**** Records provided

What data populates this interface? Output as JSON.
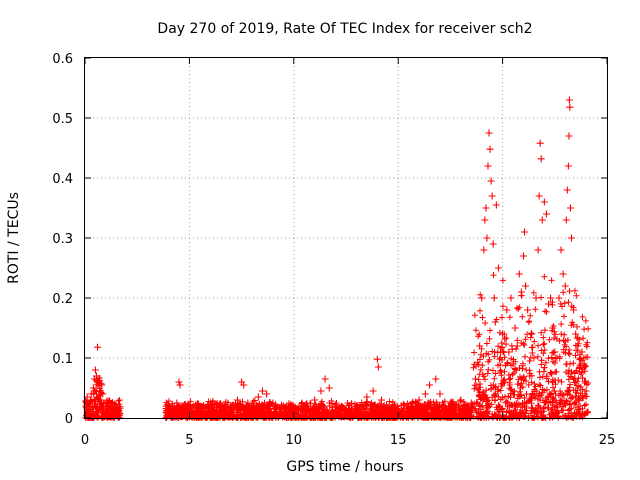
{
  "chart_data": {
    "type": "scatter",
    "title": "Day 270 of 2019, Rate Of TEC Index for receiver sch2",
    "xlabel": "GPS time / hours",
    "ylabel": "ROTI / TECUs",
    "xlim": [
      0,
      25
    ],
    "ylim": [
      0,
      0.6
    ],
    "xticks": [
      0,
      5,
      10,
      15,
      20,
      25
    ],
    "xtick_labels": [
      "0",
      "5",
      "10",
      "15",
      "20",
      "25"
    ],
    "yticks": [
      0,
      0.1,
      0.2,
      0.3,
      0.4,
      0.5,
      0.6
    ],
    "ytick_labels": [
      "0",
      "0.1",
      "0.2",
      "0.3",
      "0.4",
      "0.5",
      "0.6"
    ],
    "grid": true,
    "marker": "+",
    "color": "#ff0000",
    "series": [
      {
        "name": "ROTI",
        "points": [
          [
            0.05,
            0.02
          ],
          [
            0.1,
            0.035
          ],
          [
            0.15,
            0.012
          ],
          [
            0.2,
            0.025
          ],
          [
            0.25,
            0.03
          ],
          [
            0.3,
            0.04
          ],
          [
            0.35,
            0.018
          ],
          [
            0.4,
            0.05
          ],
          [
            0.45,
            0.065
          ],
          [
            0.5,
            0.08
          ],
          [
            0.55,
            0.07
          ],
          [
            0.6,
            0.118
          ],
          [
            0.62,
            0.06
          ],
          [
            0.7,
            0.045
          ],
          [
            0.75,
            0.03
          ],
          [
            0.8,
            0.055
          ],
          [
            0.85,
            0.04
          ],
          [
            0.9,
            0.025
          ],
          [
            1.0,
            0.02
          ],
          [
            1.1,
            0.015
          ],
          [
            1.2,
            0.012
          ],
          [
            1.3,
            0.018
          ],
          [
            1.4,
            0.01
          ],
          [
            1.5,
            0.015
          ],
          [
            1.6,
            0.012
          ],
          [
            1.65,
            0.008
          ],
          [
            3.9,
            0.012
          ],
          [
            4.0,
            0.02
          ],
          [
            4.2,
            0.015
          ],
          [
            4.4,
            0.025
          ],
          [
            4.5,
            0.06
          ],
          [
            4.55,
            0.055
          ],
          [
            4.7,
            0.02
          ],
          [
            5.0,
            0.012
          ],
          [
            5.5,
            0.015
          ],
          [
            6.0,
            0.018
          ],
          [
            6.5,
            0.012
          ],
          [
            7.0,
            0.02
          ],
          [
            7.3,
            0.03
          ],
          [
            7.5,
            0.06
          ],
          [
            7.6,
            0.055
          ],
          [
            7.8,
            0.025
          ],
          [
            8.0,
            0.02
          ],
          [
            8.3,
            0.035
          ],
          [
            8.5,
            0.045
          ],
          [
            8.7,
            0.04
          ],
          [
            9.0,
            0.025
          ],
          [
            9.5,
            0.02
          ],
          [
            10.0,
            0.018
          ],
          [
            10.5,
            0.015
          ],
          [
            11.0,
            0.03
          ],
          [
            11.3,
            0.045
          ],
          [
            11.5,
            0.065
          ],
          [
            11.7,
            0.05
          ],
          [
            12.0,
            0.02
          ],
          [
            12.5,
            0.015
          ],
          [
            13.0,
            0.02
          ],
          [
            13.5,
            0.035
          ],
          [
            13.8,
            0.045
          ],
          [
            14.0,
            0.098
          ],
          [
            14.05,
            0.085
          ],
          [
            14.2,
            0.03
          ],
          [
            14.5,
            0.015
          ],
          [
            15.0,
            0.012
          ],
          [
            15.5,
            0.02
          ],
          [
            16.0,
            0.03
          ],
          [
            16.3,
            0.04
          ],
          [
            16.5,
            0.055
          ],
          [
            16.8,
            0.065
          ],
          [
            17.0,
            0.04
          ],
          [
            17.5,
            0.025
          ],
          [
            18.0,
            0.03
          ],
          [
            18.3,
            0.02
          ],
          [
            18.5,
            0.025
          ],
          [
            18.7,
            0.065
          ],
          [
            18.9,
            0.12
          ],
          [
            19.0,
            0.2
          ],
          [
            19.1,
            0.28
          ],
          [
            19.15,
            0.33
          ],
          [
            19.2,
            0.35
          ],
          [
            19.25,
            0.3
          ],
          [
            19.3,
            0.42
          ],
          [
            19.35,
            0.475
          ],
          [
            19.4,
            0.448
          ],
          [
            19.45,
            0.395
          ],
          [
            19.5,
            0.37
          ],
          [
            19.55,
            0.29
          ],
          [
            19.6,
            0.2
          ],
          [
            19.65,
            0.16
          ],
          [
            19.7,
            0.355
          ],
          [
            19.8,
            0.25
          ],
          [
            19.9,
            0.11
          ],
          [
            20.0,
            0.14
          ],
          [
            20.1,
            0.06
          ],
          [
            20.2,
            0.18
          ],
          [
            20.3,
            0.11
          ],
          [
            20.4,
            0.2
          ],
          [
            20.5,
            0.09
          ],
          [
            20.6,
            0.15
          ],
          [
            20.7,
            0.12
          ],
          [
            20.8,
            0.24
          ],
          [
            20.9,
            0.21
          ],
          [
            21.0,
            0.27
          ],
          [
            21.05,
            0.31
          ],
          [
            21.1,
            0.22
          ],
          [
            21.2,
            0.18
          ],
          [
            21.3,
            0.07
          ],
          [
            21.4,
            0.14
          ],
          [
            21.5,
            0.1
          ],
          [
            21.6,
            0.2
          ],
          [
            21.7,
            0.28
          ],
          [
            21.75,
            0.37
          ],
          [
            21.8,
            0.458
          ],
          [
            21.85,
            0.432
          ],
          [
            21.9,
            0.33
          ],
          [
            22.0,
            0.36
          ],
          [
            22.1,
            0.34
          ],
          [
            22.2,
            0.19
          ],
          [
            22.3,
            0.2
          ],
          [
            22.4,
            0.15
          ],
          [
            22.5,
            0.11
          ],
          [
            22.6,
            0.1
          ],
          [
            22.7,
            0.2
          ],
          [
            22.8,
            0.28
          ],
          [
            22.9,
            0.24
          ],
          [
            23.0,
            0.22
          ],
          [
            23.05,
            0.33
          ],
          [
            23.1,
            0.38
          ],
          [
            23.15,
            0.42
          ],
          [
            23.18,
            0.47
          ],
          [
            23.2,
            0.53
          ],
          [
            23.22,
            0.518
          ],
          [
            23.25,
            0.35
          ],
          [
            23.3,
            0.3
          ],
          [
            23.4,
            0.18
          ],
          [
            23.5,
            0.14
          ],
          [
            23.6,
            0.12
          ],
          [
            23.7,
            0.1
          ],
          [
            23.8,
            0.11
          ],
          [
            23.9,
            0.09
          ],
          [
            24.0,
            0.045
          ],
          [
            24.05,
            0.01
          ]
        ]
      }
    ]
  }
}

********

Aim: Restate every record exactly, please; do not copy the pictures.

Output for this exercise:
What data populates this interface? Output as JSON.
{
  "chart_data": {
    "type": "scatter",
    "title": "Day 270 of 2019, Rate Of TEC Index for receiver sch2",
    "xlabel": "GPS time / hours",
    "ylabel": "ROTI / TECUs",
    "xlim": [
      0,
      25
    ],
    "ylim": [
      0,
      0.6
    ],
    "xticks": [
      0,
      5,
      10,
      15,
      20,
      25
    ],
    "xtick_labels": [
      "0",
      "5",
      "10",
      "15",
      "20",
      "25"
    ],
    "yticks": [
      0,
      0.1,
      0.2,
      0.3,
      0.4,
      0.5,
      0.6
    ],
    "ytick_labels": [
      "0",
      "0.1",
      "0.2",
      "0.3",
      "0.4",
      "0.5",
      "0.6"
    ],
    "grid": true,
    "marker": "+",
    "color": "#ff0000",
    "series": [
      {
        "name": "ROTI",
        "points": [
          [
            0.05,
            0.02
          ],
          [
            0.1,
            0.035
          ],
          [
            0.15,
            0.012
          ],
          [
            0.2,
            0.025
          ],
          [
            0.25,
            0.03
          ],
          [
            0.3,
            0.04
          ],
          [
            0.35,
            0.018
          ],
          [
            0.4,
            0.05
          ],
          [
            0.45,
            0.065
          ],
          [
            0.5,
            0.08
          ],
          [
            0.55,
            0.07
          ],
          [
            0.6,
            0.118
          ],
          [
            0.62,
            0.06
          ],
          [
            0.7,
            0.045
          ],
          [
            0.75,
            0.03
          ],
          [
            0.8,
            0.055
          ],
          [
            0.85,
            0.04
          ],
          [
            0.9,
            0.025
          ],
          [
            1.0,
            0.02
          ],
          [
            1.1,
            0.015
          ],
          [
            1.2,
            0.012
          ],
          [
            1.3,
            0.018
          ],
          [
            1.4,
            0.01
          ],
          [
            1.5,
            0.015
          ],
          [
            1.6,
            0.012
          ],
          [
            1.65,
            0.008
          ],
          [
            3.9,
            0.012
          ],
          [
            4.0,
            0.02
          ],
          [
            4.2,
            0.015
          ],
          [
            4.4,
            0.025
          ],
          [
            4.5,
            0.06
          ],
          [
            4.55,
            0.055
          ],
          [
            4.7,
            0.02
          ],
          [
            5.0,
            0.012
          ],
          [
            5.5,
            0.015
          ],
          [
            6.0,
            0.018
          ],
          [
            6.5,
            0.012
          ],
          [
            7.0,
            0.02
          ],
          [
            7.3,
            0.03
          ],
          [
            7.5,
            0.06
          ],
          [
            7.6,
            0.055
          ],
          [
            7.8,
            0.025
          ],
          [
            8.0,
            0.02
          ],
          [
            8.3,
            0.035
          ],
          [
            8.5,
            0.045
          ],
          [
            8.7,
            0.04
          ],
          [
            9.0,
            0.025
          ],
          [
            9.5,
            0.02
          ],
          [
            10.0,
            0.018
          ],
          [
            10.5,
            0.015
          ],
          [
            11.0,
            0.03
          ],
          [
            11.3,
            0.045
          ],
          [
            11.5,
            0.065
          ],
          [
            11.7,
            0.05
          ],
          [
            12.0,
            0.02
          ],
          [
            12.5,
            0.015
          ],
          [
            13.0,
            0.02
          ],
          [
            13.5,
            0.035
          ],
          [
            13.8,
            0.045
          ],
          [
            14.0,
            0.098
          ],
          [
            14.05,
            0.085
          ],
          [
            14.2,
            0.03
          ],
          [
            14.5,
            0.015
          ],
          [
            15.0,
            0.012
          ],
          [
            15.5,
            0.02
          ],
          [
            16.0,
            0.03
          ],
          [
            16.3,
            0.04
          ],
          [
            16.5,
            0.055
          ],
          [
            16.8,
            0.065
          ],
          [
            17.0,
            0.04
          ],
          [
            17.5,
            0.025
          ],
          [
            18.0,
            0.03
          ],
          [
            18.3,
            0.02
          ],
          [
            18.5,
            0.025
          ],
          [
            18.7,
            0.065
          ],
          [
            18.9,
            0.12
          ],
          [
            19.0,
            0.2
          ],
          [
            19.1,
            0.28
          ],
          [
            19.15,
            0.33
          ],
          [
            19.2,
            0.35
          ],
          [
            19.25,
            0.3
          ],
          [
            19.3,
            0.42
          ],
          [
            19.35,
            0.475
          ],
          [
            19.4,
            0.448
          ],
          [
            19.45,
            0.395
          ],
          [
            19.5,
            0.37
          ],
          [
            19.55,
            0.29
          ],
          [
            19.6,
            0.2
          ],
          [
            19.65,
            0.16
          ],
          [
            19.7,
            0.355
          ],
          [
            19.8,
            0.25
          ],
          [
            19.9,
            0.11
          ],
          [
            20.0,
            0.14
          ],
          [
            20.1,
            0.06
          ],
          [
            20.2,
            0.18
          ],
          [
            20.3,
            0.11
          ],
          [
            20.4,
            0.2
          ],
          [
            20.5,
            0.09
          ],
          [
            20.6,
            0.15
          ],
          [
            20.7,
            0.12
          ],
          [
            20.8,
            0.24
          ],
          [
            20.9,
            0.21
          ],
          [
            21.0,
            0.27
          ],
          [
            21.05,
            0.31
          ],
          [
            21.1,
            0.22
          ],
          [
            21.2,
            0.18
          ],
          [
            21.3,
            0.07
          ],
          [
            21.4,
            0.14
          ],
          [
            21.5,
            0.1
          ],
          [
            21.6,
            0.2
          ],
          [
            21.7,
            0.28
          ],
          [
            21.75,
            0.37
          ],
          [
            21.8,
            0.458
          ],
          [
            21.85,
            0.432
          ],
          [
            21.9,
            0.33
          ],
          [
            22.0,
            0.36
          ],
          [
            22.1,
            0.34
          ],
          [
            22.2,
            0.19
          ],
          [
            22.3,
            0.2
          ],
          [
            22.4,
            0.15
          ],
          [
            22.5,
            0.11
          ],
          [
            22.6,
            0.1
          ],
          [
            22.7,
            0.2
          ],
          [
            22.8,
            0.28
          ],
          [
            22.9,
            0.24
          ],
          [
            23.0,
            0.22
          ],
          [
            23.05,
            0.33
          ],
          [
            23.1,
            0.38
          ],
          [
            23.15,
            0.42
          ],
          [
            23.18,
            0.47
          ],
          [
            23.2,
            0.53
          ],
          [
            23.22,
            0.518
          ],
          [
            23.25,
            0.35
          ],
          [
            23.3,
            0.3
          ],
          [
            23.4,
            0.18
          ],
          [
            23.5,
            0.14
          ],
          [
            23.6,
            0.12
          ],
          [
            23.7,
            0.1
          ],
          [
            23.8,
            0.11
          ],
          [
            23.9,
            0.09
          ],
          [
            24.0,
            0.045
          ],
          [
            24.05,
            0.01
          ]
        ]
      }
    ]
  }
}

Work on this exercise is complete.